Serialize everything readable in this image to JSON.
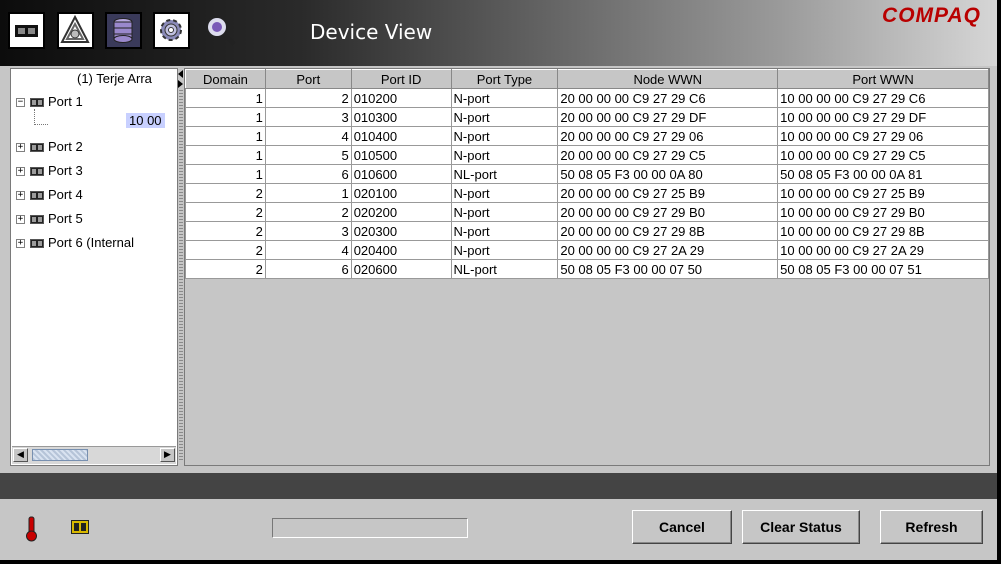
{
  "window": {
    "title": "Device View",
    "brand": "COMPAQ"
  },
  "toolbar": {
    "buttons": [
      {
        "icon": "device-icon"
      },
      {
        "icon": "fabric-icon"
      },
      {
        "icon": "database-icon"
      },
      {
        "icon": "gear-icon"
      },
      {
        "icon": "magnifier-help-icon"
      }
    ]
  },
  "tree": {
    "root": "(1) Terje Arra",
    "port1": "Port 1",
    "port1_child": "10 00",
    "port2": "Port 2",
    "port3": "Port 3",
    "port4": "Port 4",
    "port5": "Port 5",
    "port6": "Port 6 (Internal"
  },
  "table": {
    "headers": [
      "Domain",
      "Port",
      "Port ID",
      "Port Type",
      "Node WWN",
      "Port WWN"
    ],
    "rows": [
      [
        "1",
        "2",
        "010200",
        "N-port",
        "20 00 00 00 C9 27 29 C6",
        "10 00 00 00 C9 27 29 C6"
      ],
      [
        "1",
        "3",
        "010300",
        "N-port",
        "20 00 00 00 C9 27 29 DF",
        "10 00 00 00 C9 27 29 DF"
      ],
      [
        "1",
        "4",
        "010400",
        "N-port",
        "20 00 00 00 C9 27 29 06",
        "10 00 00 00 C9 27 29 06"
      ],
      [
        "1",
        "5",
        "010500",
        "N-port",
        "20 00 00 00 C9 27 29 C5",
        "10 00 00 00 C9 27 29 C5"
      ],
      [
        "1",
        "6",
        "010600",
        "NL-port",
        "50 08 05 F3 00 00 0A 80",
        "50 08 05 F3 00 00 0A 81"
      ],
      [
        "2",
        "1",
        "020100",
        "N-port",
        "20 00 00 00 C9 27 25 B9",
        "10 00 00 00 C9 27 25 B9"
      ],
      [
        "2",
        "2",
        "020200",
        "N-port",
        "20 00 00 00 C9 27 29 B0",
        "10 00 00 00 C9 27 29 B0"
      ],
      [
        "2",
        "3",
        "020300",
        "N-port",
        "20 00 00 00 C9 27 29 8B",
        "10 00 00 00 C9 27 29 8B"
      ],
      [
        "2",
        "4",
        "020400",
        "N-port",
        "20 00 00 00 C9 27 2A 29",
        "10 00 00 00 C9 27 2A 29"
      ],
      [
        "2",
        "6",
        "020600",
        "NL-port",
        "50 08 05 F3 00 00 07 50",
        "50 08 05 F3 00 00 07 51"
      ]
    ]
  },
  "buttons": {
    "cancel": "Cancel",
    "clear_status": "Clear Status",
    "refresh": "Refresh"
  },
  "status_icons": [
    "thermometer-icon",
    "switch-icon"
  ],
  "colors": {
    "brand": "#b90000",
    "tree_selection": "#c8d0ff",
    "status_bar": "#444444"
  }
}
※
**Exercise aim:** Keep the pictures out of the copy and return the rest of the data above exactly.

**Answer:**
Serialize everything readable in this image to JSON.
{
  "window": {
    "title": "Device View",
    "brand": "COMPAQ"
  },
  "toolbar": {
    "buttons": [
      {
        "icon": "device-icon"
      },
      {
        "icon": "fabric-icon"
      },
      {
        "icon": "database-icon"
      },
      {
        "icon": "gear-icon"
      },
      {
        "icon": "magnifier-help-icon"
      }
    ]
  },
  "tree": {
    "root": "(1) Terje Arra",
    "port1": "Port 1",
    "port1_child": "10 00",
    "port2": "Port 2",
    "port3": "Port 3",
    "port4": "Port 4",
    "port5": "Port 5",
    "port6": "Port 6 (Internal"
  },
  "table": {
    "headers": [
      "Domain",
      "Port",
      "Port ID",
      "Port Type",
      "Node WWN",
      "Port WWN"
    ],
    "rows": [
      [
        "1",
        "2",
        "010200",
        "N-port",
        "20 00 00 00 C9 27 29 C6",
        "10 00 00 00 C9 27 29 C6"
      ],
      [
        "1",
        "3",
        "010300",
        "N-port",
        "20 00 00 00 C9 27 29 DF",
        "10 00 00 00 C9 27 29 DF"
      ],
      [
        "1",
        "4",
        "010400",
        "N-port",
        "20 00 00 00 C9 27 29 06",
        "10 00 00 00 C9 27 29 06"
      ],
      [
        "1",
        "5",
        "010500",
        "N-port",
        "20 00 00 00 C9 27 29 C5",
        "10 00 00 00 C9 27 29 C5"
      ],
      [
        "1",
        "6",
        "010600",
        "NL-port",
        "50 08 05 F3 00 00 0A 80",
        "50 08 05 F3 00 00 0A 81"
      ],
      [
        "2",
        "1",
        "020100",
        "N-port",
        "20 00 00 00 C9 27 25 B9",
        "10 00 00 00 C9 27 25 B9"
      ],
      [
        "2",
        "2",
        "020200",
        "N-port",
        "20 00 00 00 C9 27 29 B0",
        "10 00 00 00 C9 27 29 B0"
      ],
      [
        "2",
        "3",
        "020300",
        "N-port",
        "20 00 00 00 C9 27 29 8B",
        "10 00 00 00 C9 27 29 8B"
      ],
      [
        "2",
        "4",
        "020400",
        "N-port",
        "20 00 00 00 C9 27 2A 29",
        "10 00 00 00 C9 27 2A 29"
      ],
      [
        "2",
        "6",
        "020600",
        "NL-port",
        "50 08 05 F3 00 00 07 50",
        "50 08 05 F3 00 00 07 51"
      ]
    ]
  },
  "buttons": {
    "cancel": "Cancel",
    "clear_status": "Clear Status",
    "refresh": "Refresh"
  },
  "status_icons": [
    "thermometer-icon",
    "switch-icon"
  ],
  "colors": {
    "brand": "#b90000",
    "tree_selection": "#c8d0ff",
    "status_bar": "#444444"
  }
}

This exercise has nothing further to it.